___ Stored records ___

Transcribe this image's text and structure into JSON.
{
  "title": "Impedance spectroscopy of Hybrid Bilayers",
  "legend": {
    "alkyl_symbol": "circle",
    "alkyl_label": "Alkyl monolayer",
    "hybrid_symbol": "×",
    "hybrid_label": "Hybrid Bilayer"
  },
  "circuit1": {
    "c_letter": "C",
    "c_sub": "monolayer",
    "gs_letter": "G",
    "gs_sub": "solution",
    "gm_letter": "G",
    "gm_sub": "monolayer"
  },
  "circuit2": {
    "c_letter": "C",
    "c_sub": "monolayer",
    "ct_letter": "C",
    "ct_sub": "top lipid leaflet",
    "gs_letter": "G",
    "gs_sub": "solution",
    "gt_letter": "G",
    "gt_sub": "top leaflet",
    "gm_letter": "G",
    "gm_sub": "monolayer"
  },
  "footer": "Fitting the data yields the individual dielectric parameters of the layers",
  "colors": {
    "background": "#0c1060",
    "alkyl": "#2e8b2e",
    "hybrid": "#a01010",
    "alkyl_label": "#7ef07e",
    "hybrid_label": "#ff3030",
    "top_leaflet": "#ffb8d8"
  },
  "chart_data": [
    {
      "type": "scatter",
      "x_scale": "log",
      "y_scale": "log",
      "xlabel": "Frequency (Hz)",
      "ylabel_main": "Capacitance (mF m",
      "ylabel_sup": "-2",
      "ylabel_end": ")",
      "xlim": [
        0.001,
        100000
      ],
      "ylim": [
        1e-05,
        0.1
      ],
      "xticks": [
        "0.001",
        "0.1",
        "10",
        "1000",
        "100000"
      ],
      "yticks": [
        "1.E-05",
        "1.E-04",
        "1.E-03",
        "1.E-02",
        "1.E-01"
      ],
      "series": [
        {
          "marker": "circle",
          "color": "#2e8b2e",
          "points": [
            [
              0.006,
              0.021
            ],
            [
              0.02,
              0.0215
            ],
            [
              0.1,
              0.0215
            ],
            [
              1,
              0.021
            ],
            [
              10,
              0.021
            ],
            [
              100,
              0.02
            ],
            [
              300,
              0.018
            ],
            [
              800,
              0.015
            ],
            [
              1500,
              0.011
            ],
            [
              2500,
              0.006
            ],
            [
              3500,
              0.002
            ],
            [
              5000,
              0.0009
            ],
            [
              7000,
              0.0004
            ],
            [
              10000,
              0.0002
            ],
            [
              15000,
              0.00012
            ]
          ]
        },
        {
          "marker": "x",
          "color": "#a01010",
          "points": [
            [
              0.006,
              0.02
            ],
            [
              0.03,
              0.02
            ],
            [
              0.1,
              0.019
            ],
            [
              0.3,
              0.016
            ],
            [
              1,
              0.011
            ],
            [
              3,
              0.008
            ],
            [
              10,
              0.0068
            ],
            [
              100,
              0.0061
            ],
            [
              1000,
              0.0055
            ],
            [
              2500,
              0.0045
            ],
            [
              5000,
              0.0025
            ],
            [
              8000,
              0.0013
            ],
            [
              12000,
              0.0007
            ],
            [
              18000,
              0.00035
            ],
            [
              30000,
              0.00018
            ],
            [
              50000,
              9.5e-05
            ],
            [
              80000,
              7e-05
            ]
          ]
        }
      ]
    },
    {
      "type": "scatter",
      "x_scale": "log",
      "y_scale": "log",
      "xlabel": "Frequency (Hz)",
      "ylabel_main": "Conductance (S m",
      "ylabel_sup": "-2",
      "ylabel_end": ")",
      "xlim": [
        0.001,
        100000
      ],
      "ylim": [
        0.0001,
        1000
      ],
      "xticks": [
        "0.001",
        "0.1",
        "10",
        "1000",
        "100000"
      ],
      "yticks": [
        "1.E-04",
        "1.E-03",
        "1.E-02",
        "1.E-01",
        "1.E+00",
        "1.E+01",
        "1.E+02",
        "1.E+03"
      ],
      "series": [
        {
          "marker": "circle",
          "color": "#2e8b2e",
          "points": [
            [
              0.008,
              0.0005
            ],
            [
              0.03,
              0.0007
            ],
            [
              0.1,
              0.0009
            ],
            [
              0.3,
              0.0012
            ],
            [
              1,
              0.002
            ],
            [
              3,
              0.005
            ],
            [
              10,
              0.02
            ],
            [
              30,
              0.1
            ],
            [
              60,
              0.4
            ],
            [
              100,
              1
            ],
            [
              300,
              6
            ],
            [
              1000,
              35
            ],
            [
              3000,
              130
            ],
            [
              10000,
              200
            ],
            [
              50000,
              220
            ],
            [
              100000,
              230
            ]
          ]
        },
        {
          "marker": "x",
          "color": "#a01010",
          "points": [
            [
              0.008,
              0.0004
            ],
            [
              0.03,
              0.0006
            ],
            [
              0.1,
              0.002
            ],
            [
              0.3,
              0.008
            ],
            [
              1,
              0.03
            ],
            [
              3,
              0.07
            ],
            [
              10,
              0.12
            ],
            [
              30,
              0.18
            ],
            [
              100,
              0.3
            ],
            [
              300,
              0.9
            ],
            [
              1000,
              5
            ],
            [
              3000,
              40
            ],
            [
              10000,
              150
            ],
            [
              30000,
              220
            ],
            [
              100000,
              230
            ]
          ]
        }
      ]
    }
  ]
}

___

## Exercise requirements
Reproduce the data in full, exactly as presented.

## Response
Transcribe this image's text and structure into JSON.
{
  "title": "Impedance spectroscopy of Hybrid Bilayers",
  "legend": {
    "alkyl_symbol": "circle",
    "alkyl_label": "Alkyl monolayer",
    "hybrid_symbol": "×",
    "hybrid_label": "Hybrid Bilayer"
  },
  "circuit1": {
    "c_letter": "C",
    "c_sub": "monolayer",
    "gs_letter": "G",
    "gs_sub": "solution",
    "gm_letter": "G",
    "gm_sub": "monolayer"
  },
  "circuit2": {
    "c_letter": "C",
    "c_sub": "monolayer",
    "ct_letter": "C",
    "ct_sub": "top lipid leaflet",
    "gs_letter": "G",
    "gs_sub": "solution",
    "gt_letter": "G",
    "gt_sub": "top leaflet",
    "gm_letter": "G",
    "gm_sub": "monolayer"
  },
  "footer": "Fitting the data yields the individual dielectric parameters of the layers",
  "colors": {
    "background": "#0c1060",
    "alkyl": "#2e8b2e",
    "hybrid": "#a01010",
    "alkyl_label": "#7ef07e",
    "hybrid_label": "#ff3030",
    "top_leaflet": "#ffb8d8"
  },
  "chart_data": [
    {
      "type": "scatter",
      "x_scale": "log",
      "y_scale": "log",
      "xlabel": "Frequency (Hz)",
      "ylabel_main": "Capacitance (mF m",
      "ylabel_sup": "-2",
      "ylabel_end": ")",
      "xlim": [
        0.001,
        100000
      ],
      "ylim": [
        1e-05,
        0.1
      ],
      "xticks": [
        "0.001",
        "0.1",
        "10",
        "1000",
        "100000"
      ],
      "yticks": [
        "1.E-05",
        "1.E-04",
        "1.E-03",
        "1.E-02",
        "1.E-01"
      ],
      "series": [
        {
          "marker": "circle",
          "color": "#2e8b2e",
          "points": [
            [
              0.006,
              0.021
            ],
            [
              0.02,
              0.0215
            ],
            [
              0.1,
              0.0215
            ],
            [
              1,
              0.021
            ],
            [
              10,
              0.021
            ],
            [
              100,
              0.02
            ],
            [
              300,
              0.018
            ],
            [
              800,
              0.015
            ],
            [
              1500,
              0.011
            ],
            [
              2500,
              0.006
            ],
            [
              3500,
              0.002
            ],
            [
              5000,
              0.0009
            ],
            [
              7000,
              0.0004
            ],
            [
              10000,
              0.0002
            ],
            [
              15000,
              0.00012
            ]
          ]
        },
        {
          "marker": "x",
          "color": "#a01010",
          "points": [
            [
              0.006,
              0.02
            ],
            [
              0.03,
              0.02
            ],
            [
              0.1,
              0.019
            ],
            [
              0.3,
              0.016
            ],
            [
              1,
              0.011
            ],
            [
              3,
              0.008
            ],
            [
              10,
              0.0068
            ],
            [
              100,
              0.0061
            ],
            [
              1000,
              0.0055
            ],
            [
              2500,
              0.0045
            ],
            [
              5000,
              0.0025
            ],
            [
              8000,
              0.0013
            ],
            [
              12000,
              0.0007
            ],
            [
              18000,
              0.00035
            ],
            [
              30000,
              0.00018
            ],
            [
              50000,
              9.5e-05
            ],
            [
              80000,
              7e-05
            ]
          ]
        }
      ]
    },
    {
      "type": "scatter",
      "x_scale": "log",
      "y_scale": "log",
      "xlabel": "Frequency (Hz)",
      "ylabel_main": "Conductance (S m",
      "ylabel_sup": "-2",
      "ylabel_end": ")",
      "xlim": [
        0.001,
        100000
      ],
      "ylim": [
        0.0001,
        1000
      ],
      "xticks": [
        "0.001",
        "0.1",
        "10",
        "1000",
        "100000"
      ],
      "yticks": [
        "1.E-04",
        "1.E-03",
        "1.E-02",
        "1.E-01",
        "1.E+00",
        "1.E+01",
        "1.E+02",
        "1.E+03"
      ],
      "series": [
        {
          "marker": "circle",
          "color": "#2e8b2e",
          "points": [
            [
              0.008,
              0.0005
            ],
            [
              0.03,
              0.0007
            ],
            [
              0.1,
              0.0009
            ],
            [
              0.3,
              0.0012
            ],
            [
              1,
              0.002
            ],
            [
              3,
              0.005
            ],
            [
              10,
              0.02
            ],
            [
              30,
              0.1
            ],
            [
              60,
              0.4
            ],
            [
              100,
              1
            ],
            [
              300,
              6
            ],
            [
              1000,
              35
            ],
            [
              3000,
              130
            ],
            [
              10000,
              200
            ],
            [
              50000,
              220
            ],
            [
              100000,
              230
            ]
          ]
        },
        {
          "marker": "x",
          "color": "#a01010",
          "points": [
            [
              0.008,
              0.0004
            ],
            [
              0.03,
              0.0006
            ],
            [
              0.1,
              0.002
            ],
            [
              0.3,
              0.008
            ],
            [
              1,
              0.03
            ],
            [
              3,
              0.07
            ],
            [
              10,
              0.12
            ],
            [
              30,
              0.18
            ],
            [
              100,
              0.3
            ],
            [
              300,
              0.9
            ],
            [
              1000,
              5
            ],
            [
              3000,
              40
            ],
            [
              10000,
              150
            ],
            [
              30000,
              220
            ],
            [
              100000,
              230
            ]
          ]
        }
      ]
    }
  ]
}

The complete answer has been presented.